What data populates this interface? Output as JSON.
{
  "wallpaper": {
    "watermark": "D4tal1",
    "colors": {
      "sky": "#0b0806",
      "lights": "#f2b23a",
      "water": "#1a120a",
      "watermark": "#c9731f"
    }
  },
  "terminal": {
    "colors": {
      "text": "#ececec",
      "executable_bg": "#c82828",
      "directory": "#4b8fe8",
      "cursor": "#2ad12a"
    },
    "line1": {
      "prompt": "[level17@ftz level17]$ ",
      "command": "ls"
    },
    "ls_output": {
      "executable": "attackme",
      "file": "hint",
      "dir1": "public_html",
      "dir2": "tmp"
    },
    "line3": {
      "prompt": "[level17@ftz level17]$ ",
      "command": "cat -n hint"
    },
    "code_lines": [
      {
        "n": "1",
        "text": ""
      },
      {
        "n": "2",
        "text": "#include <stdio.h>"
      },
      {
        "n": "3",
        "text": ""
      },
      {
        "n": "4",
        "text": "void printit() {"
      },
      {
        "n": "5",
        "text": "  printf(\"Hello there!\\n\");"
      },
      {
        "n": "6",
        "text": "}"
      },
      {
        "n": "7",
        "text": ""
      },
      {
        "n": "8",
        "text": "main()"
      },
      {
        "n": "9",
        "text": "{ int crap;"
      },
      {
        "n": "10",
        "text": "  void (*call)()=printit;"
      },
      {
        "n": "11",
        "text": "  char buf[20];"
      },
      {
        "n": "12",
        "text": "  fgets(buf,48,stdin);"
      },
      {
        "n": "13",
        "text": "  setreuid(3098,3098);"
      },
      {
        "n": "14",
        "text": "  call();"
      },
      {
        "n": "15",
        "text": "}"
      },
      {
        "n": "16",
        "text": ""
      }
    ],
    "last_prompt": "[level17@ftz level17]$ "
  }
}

○ ○ ○ ○ ○

- TASK STATEMENT: Restate every entry word for word.

- RESPONSE TO THIS EXERCISE:
What data populates this interface? Output as JSON.
{
  "wallpaper": {
    "watermark": "D4tal1",
    "colors": {
      "sky": "#0b0806",
      "lights": "#f2b23a",
      "water": "#1a120a",
      "watermark": "#c9731f"
    }
  },
  "terminal": {
    "colors": {
      "text": "#ececec",
      "executable_bg": "#c82828",
      "directory": "#4b8fe8",
      "cursor": "#2ad12a"
    },
    "line1": {
      "prompt": "[level17@ftz level17]$ ",
      "command": "ls"
    },
    "ls_output": {
      "executable": "attackme",
      "file": "hint",
      "dir1": "public_html",
      "dir2": "tmp"
    },
    "line3": {
      "prompt": "[level17@ftz level17]$ ",
      "command": "cat -n hint"
    },
    "code_lines": [
      {
        "n": "1",
        "text": ""
      },
      {
        "n": "2",
        "text": "#include <stdio.h>"
      },
      {
        "n": "3",
        "text": ""
      },
      {
        "n": "4",
        "text": "void printit() {"
      },
      {
        "n": "5",
        "text": "  printf(\"Hello there!\\n\");"
      },
      {
        "n": "6",
        "text": "}"
      },
      {
        "n": "7",
        "text": ""
      },
      {
        "n": "8",
        "text": "main()"
      },
      {
        "n": "9",
        "text": "{ int crap;"
      },
      {
        "n": "10",
        "text": "  void (*call)()=printit;"
      },
      {
        "n": "11",
        "text": "  char buf[20];"
      },
      {
        "n": "12",
        "text": "  fgets(buf,48,stdin);"
      },
      {
        "n": "13",
        "text": "  setreuid(3098,3098);"
      },
      {
        "n": "14",
        "text": "  call();"
      },
      {
        "n": "15",
        "text": "}"
      },
      {
        "n": "16",
        "text": ""
      }
    ],
    "last_prompt": "[level17@ftz level17]$ "
  }
}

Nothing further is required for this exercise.